— BEGIN —

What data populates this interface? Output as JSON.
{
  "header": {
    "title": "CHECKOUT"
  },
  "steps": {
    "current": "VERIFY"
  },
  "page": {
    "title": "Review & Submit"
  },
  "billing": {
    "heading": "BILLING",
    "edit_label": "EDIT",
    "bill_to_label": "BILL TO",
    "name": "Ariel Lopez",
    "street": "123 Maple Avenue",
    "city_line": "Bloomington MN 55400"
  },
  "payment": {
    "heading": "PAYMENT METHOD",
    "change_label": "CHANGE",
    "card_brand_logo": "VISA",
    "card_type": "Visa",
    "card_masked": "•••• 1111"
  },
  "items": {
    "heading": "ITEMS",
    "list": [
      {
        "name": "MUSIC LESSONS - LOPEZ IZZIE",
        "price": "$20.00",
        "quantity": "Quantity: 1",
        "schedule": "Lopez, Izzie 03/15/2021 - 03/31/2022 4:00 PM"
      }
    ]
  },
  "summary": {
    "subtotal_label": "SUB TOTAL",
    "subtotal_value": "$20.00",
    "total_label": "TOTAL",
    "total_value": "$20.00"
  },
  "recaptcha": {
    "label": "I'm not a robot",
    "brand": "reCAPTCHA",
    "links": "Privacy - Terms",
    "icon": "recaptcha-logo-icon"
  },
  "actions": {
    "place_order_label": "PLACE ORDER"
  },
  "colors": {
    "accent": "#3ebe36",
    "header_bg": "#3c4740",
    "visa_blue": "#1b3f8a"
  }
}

— END —

▸ **SHORT PROBLEM**
Report every line containing the word "title" from the listing above.

▸ **EXERCISE RESPONSE**
    "title": "CHECKOUT"
    "title": "Review & Submit"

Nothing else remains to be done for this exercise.